SHORT PROBLEM = Scan each line of the records for the word "point" and extract the ones that have it.

MATERIAL FOR THIS EXERCISE =
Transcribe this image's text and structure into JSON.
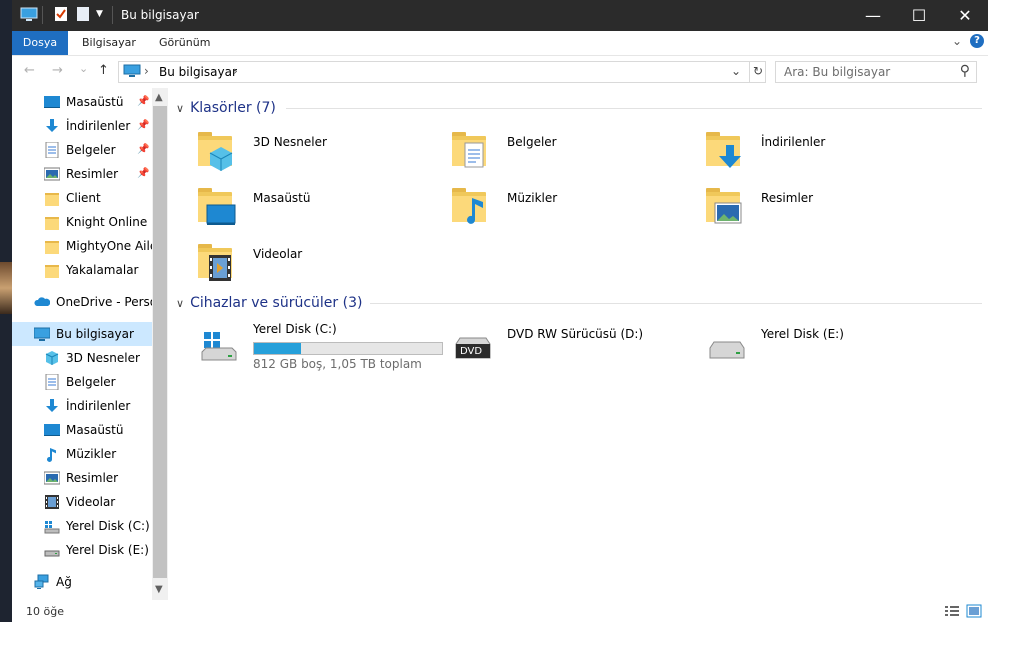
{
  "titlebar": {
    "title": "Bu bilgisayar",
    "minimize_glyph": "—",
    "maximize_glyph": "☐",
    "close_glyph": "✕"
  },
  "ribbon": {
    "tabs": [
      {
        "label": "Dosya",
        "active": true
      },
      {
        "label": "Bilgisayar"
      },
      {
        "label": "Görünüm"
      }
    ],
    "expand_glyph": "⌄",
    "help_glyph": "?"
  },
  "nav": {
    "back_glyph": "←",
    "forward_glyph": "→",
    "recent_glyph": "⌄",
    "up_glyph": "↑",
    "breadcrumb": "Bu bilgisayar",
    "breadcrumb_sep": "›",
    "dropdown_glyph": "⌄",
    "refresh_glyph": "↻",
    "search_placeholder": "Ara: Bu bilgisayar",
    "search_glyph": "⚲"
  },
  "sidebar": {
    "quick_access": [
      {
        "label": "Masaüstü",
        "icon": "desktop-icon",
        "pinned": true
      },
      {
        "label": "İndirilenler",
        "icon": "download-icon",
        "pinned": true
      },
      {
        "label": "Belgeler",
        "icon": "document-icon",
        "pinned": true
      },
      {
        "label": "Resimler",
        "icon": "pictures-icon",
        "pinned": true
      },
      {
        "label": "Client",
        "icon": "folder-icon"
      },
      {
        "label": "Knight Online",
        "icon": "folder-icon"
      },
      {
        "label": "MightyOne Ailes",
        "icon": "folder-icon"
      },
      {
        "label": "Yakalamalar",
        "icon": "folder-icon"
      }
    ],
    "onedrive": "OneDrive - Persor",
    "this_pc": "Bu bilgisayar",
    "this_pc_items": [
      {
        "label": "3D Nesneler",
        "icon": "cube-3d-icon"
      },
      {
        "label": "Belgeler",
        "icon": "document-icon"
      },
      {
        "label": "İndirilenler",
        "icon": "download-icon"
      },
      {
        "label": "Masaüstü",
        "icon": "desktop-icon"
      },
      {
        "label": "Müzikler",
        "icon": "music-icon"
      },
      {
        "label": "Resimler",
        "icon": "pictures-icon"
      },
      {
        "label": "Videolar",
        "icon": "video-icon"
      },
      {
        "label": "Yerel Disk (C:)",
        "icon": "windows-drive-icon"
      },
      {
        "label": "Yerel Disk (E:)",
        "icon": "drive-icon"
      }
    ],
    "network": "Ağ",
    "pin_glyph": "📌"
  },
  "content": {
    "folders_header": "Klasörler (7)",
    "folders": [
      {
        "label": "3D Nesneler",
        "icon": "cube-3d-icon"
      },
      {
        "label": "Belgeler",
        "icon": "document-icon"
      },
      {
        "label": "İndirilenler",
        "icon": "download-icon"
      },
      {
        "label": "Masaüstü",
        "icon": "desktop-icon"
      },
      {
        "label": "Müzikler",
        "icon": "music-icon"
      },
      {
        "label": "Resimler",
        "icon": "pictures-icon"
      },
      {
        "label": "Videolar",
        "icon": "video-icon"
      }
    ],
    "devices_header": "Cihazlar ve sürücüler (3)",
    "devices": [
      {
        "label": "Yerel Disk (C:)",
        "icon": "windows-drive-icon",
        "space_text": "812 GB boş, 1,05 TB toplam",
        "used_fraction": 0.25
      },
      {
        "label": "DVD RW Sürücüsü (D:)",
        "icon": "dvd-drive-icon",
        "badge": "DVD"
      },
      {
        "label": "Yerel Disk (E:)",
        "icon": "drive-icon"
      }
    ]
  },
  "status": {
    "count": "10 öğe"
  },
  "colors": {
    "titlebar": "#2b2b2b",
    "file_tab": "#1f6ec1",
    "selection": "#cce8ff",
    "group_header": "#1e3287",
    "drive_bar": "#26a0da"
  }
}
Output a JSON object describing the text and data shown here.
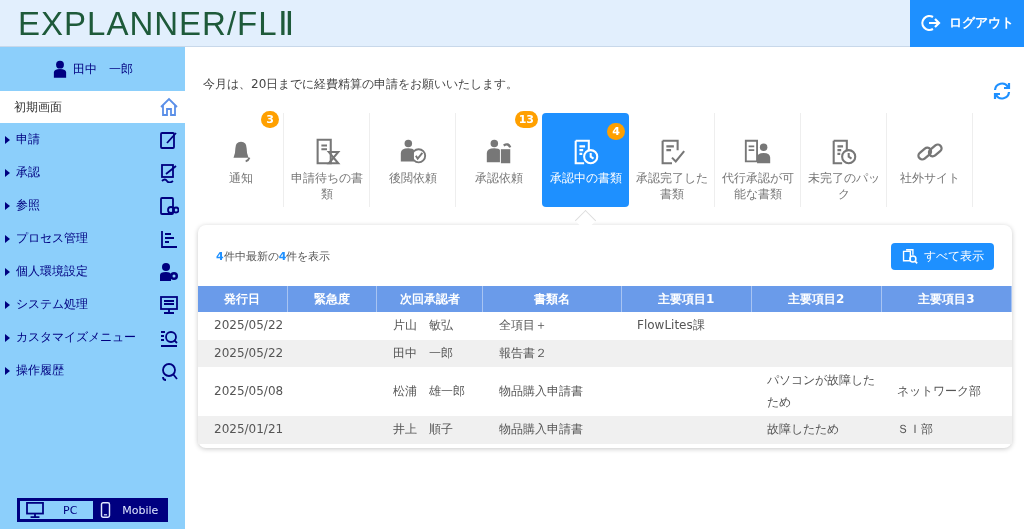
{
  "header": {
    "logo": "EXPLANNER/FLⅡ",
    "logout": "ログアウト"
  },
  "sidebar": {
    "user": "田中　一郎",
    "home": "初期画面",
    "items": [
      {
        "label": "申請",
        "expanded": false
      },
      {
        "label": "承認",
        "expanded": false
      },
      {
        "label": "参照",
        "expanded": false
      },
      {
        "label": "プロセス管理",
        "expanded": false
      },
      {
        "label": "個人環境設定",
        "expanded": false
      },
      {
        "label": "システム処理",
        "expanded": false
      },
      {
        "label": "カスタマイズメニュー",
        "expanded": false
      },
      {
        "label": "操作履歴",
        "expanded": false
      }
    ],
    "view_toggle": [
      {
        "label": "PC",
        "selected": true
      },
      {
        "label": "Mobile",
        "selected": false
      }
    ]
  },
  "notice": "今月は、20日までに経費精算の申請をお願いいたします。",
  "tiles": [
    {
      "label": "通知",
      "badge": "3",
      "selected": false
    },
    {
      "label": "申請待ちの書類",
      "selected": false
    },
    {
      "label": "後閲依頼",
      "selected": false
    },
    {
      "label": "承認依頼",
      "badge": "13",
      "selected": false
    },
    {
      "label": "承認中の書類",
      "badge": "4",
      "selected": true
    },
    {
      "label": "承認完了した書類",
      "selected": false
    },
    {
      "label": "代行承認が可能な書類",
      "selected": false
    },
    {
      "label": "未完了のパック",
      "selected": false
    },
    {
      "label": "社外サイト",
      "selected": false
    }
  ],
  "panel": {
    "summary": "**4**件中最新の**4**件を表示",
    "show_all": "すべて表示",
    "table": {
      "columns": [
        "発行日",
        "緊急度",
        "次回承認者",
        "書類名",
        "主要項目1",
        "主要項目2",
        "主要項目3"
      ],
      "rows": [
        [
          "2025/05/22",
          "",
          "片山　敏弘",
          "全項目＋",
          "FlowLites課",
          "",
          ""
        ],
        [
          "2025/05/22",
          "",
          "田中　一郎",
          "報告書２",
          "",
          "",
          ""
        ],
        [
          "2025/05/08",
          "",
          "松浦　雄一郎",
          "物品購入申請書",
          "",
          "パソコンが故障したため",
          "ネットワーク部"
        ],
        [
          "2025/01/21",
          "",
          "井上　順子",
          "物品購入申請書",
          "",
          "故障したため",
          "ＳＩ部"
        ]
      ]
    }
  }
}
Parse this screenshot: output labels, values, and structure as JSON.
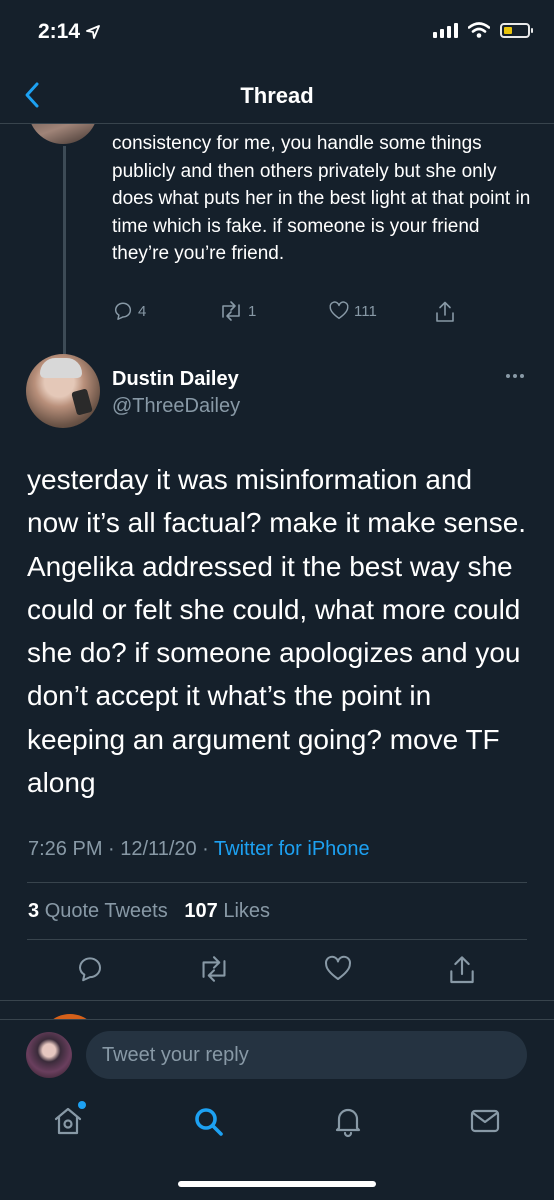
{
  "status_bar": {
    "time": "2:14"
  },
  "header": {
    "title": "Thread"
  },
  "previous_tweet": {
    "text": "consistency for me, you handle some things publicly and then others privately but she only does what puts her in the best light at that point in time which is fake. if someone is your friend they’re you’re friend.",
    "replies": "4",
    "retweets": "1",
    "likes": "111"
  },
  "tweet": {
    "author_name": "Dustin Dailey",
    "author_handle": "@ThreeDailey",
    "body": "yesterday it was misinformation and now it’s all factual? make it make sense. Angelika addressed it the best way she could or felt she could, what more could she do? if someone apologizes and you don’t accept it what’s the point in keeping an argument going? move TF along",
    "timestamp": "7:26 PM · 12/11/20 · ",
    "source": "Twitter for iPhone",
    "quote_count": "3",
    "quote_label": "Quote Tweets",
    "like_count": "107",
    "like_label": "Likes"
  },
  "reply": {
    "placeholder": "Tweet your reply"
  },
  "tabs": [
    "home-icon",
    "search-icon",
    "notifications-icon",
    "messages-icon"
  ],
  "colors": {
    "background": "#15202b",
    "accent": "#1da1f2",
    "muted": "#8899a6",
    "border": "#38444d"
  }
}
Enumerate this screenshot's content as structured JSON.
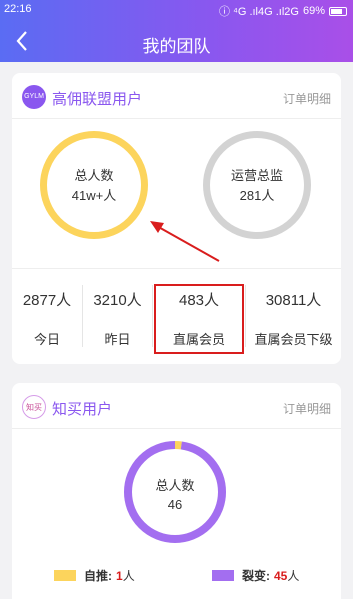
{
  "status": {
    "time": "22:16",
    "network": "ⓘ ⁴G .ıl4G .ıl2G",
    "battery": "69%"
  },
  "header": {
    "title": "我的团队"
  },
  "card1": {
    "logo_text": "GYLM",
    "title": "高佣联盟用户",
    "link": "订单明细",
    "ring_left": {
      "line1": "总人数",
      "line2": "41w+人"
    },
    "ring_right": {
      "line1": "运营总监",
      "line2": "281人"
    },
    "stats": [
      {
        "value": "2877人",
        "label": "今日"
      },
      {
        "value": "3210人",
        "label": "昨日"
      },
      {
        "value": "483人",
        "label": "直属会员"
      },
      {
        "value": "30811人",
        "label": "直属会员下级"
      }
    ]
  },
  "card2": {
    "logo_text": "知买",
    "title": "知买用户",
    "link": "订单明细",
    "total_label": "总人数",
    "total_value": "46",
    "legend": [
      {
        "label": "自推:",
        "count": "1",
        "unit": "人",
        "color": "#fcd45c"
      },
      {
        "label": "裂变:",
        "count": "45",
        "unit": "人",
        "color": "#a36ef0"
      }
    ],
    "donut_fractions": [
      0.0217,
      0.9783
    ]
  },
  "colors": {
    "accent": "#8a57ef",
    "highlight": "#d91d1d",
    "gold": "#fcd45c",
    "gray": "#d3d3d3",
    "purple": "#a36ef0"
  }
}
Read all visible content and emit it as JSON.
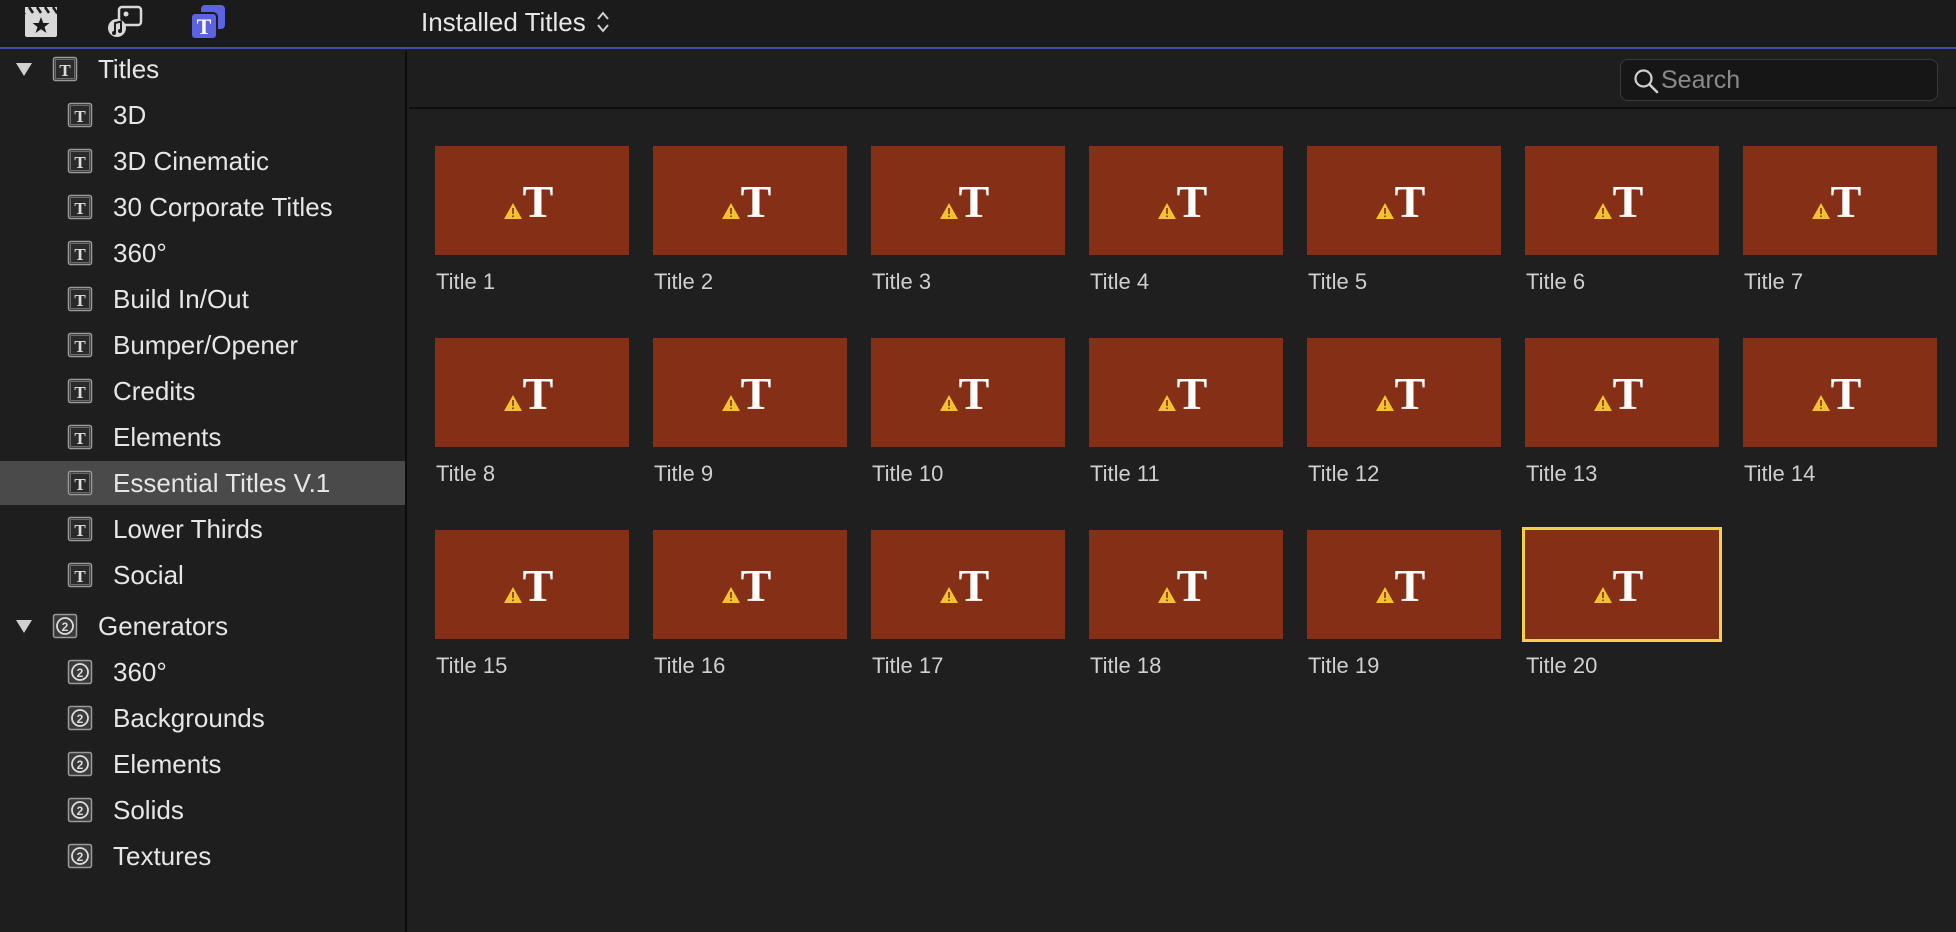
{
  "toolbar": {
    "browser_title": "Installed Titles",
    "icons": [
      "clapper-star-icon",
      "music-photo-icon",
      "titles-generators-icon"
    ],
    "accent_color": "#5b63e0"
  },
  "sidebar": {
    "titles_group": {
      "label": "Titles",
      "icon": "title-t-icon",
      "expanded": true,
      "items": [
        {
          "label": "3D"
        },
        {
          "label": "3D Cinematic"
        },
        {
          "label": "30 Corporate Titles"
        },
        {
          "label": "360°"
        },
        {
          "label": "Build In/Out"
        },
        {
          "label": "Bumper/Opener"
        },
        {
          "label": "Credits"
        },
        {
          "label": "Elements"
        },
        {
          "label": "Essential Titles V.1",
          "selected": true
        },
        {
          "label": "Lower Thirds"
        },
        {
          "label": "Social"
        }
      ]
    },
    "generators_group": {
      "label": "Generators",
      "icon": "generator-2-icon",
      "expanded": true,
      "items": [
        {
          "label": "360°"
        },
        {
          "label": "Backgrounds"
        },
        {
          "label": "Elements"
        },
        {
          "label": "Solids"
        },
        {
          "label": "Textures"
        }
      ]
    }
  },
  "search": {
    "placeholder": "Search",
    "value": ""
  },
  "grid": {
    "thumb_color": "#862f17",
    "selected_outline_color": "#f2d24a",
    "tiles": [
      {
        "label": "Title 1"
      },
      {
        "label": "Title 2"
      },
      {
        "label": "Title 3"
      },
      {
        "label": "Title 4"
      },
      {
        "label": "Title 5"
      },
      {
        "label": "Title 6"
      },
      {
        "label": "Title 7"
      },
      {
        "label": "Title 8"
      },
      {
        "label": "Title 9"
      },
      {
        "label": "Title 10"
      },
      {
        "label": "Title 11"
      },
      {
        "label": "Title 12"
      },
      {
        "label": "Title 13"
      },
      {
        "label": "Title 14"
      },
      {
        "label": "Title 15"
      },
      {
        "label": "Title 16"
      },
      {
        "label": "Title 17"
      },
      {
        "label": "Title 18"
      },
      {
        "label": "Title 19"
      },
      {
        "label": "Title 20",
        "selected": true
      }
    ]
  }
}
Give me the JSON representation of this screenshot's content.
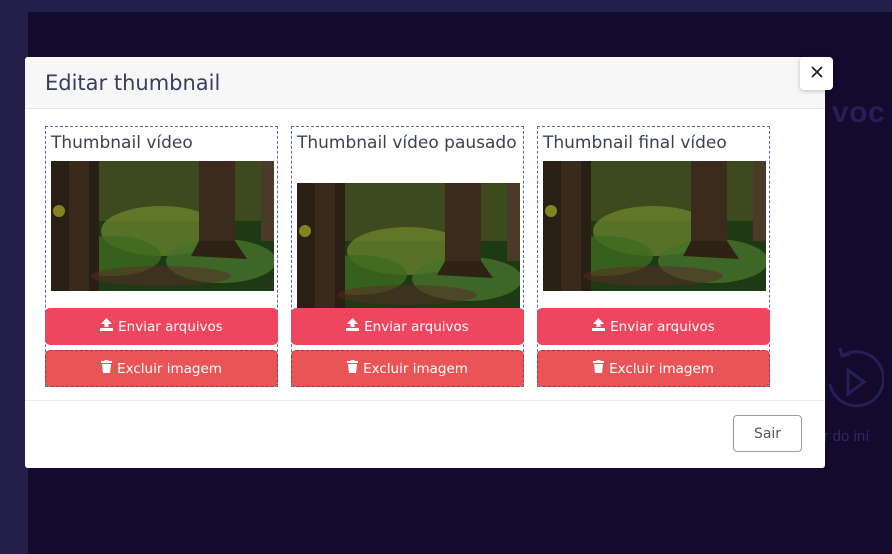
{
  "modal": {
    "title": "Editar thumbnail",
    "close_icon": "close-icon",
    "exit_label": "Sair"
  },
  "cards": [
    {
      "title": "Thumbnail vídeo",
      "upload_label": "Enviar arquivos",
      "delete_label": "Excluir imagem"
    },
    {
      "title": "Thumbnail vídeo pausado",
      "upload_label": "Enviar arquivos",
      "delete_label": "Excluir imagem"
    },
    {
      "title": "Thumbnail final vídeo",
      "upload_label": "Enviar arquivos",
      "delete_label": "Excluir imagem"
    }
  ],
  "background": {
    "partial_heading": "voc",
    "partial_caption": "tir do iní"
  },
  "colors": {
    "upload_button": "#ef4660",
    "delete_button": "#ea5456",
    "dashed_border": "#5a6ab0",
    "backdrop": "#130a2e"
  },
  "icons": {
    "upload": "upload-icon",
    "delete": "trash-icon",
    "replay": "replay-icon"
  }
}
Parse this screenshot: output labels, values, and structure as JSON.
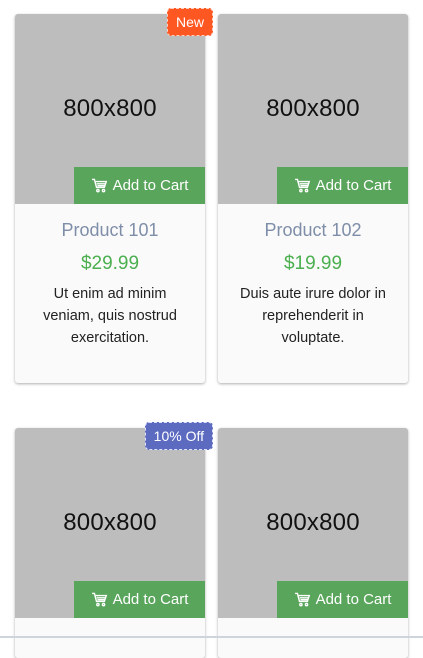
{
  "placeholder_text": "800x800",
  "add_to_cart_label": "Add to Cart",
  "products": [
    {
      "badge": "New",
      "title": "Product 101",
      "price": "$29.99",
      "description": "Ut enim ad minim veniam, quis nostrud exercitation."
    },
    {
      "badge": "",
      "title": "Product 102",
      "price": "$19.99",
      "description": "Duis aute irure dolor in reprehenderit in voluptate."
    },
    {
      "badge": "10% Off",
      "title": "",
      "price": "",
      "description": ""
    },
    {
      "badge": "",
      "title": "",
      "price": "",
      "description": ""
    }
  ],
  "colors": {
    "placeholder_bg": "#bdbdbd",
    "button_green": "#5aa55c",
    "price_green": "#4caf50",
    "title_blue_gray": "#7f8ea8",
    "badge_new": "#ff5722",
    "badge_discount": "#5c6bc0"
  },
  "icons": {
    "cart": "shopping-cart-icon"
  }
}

TASK ANSWER =
    "text": "consistency for me, you handle some things publicly and then others privately but she only does what puts her in the best light at that point in time which is fake. if someone is your friend they’re you’re friend.",
    "body": "yesterday it was misinformation and now it’s all factual? make it make sense. Angelika addressed it the best way she could or felt she could, what more could she do? if someone apologizes and you don’t accept it what’s the point in keeping an argument going? move TF along",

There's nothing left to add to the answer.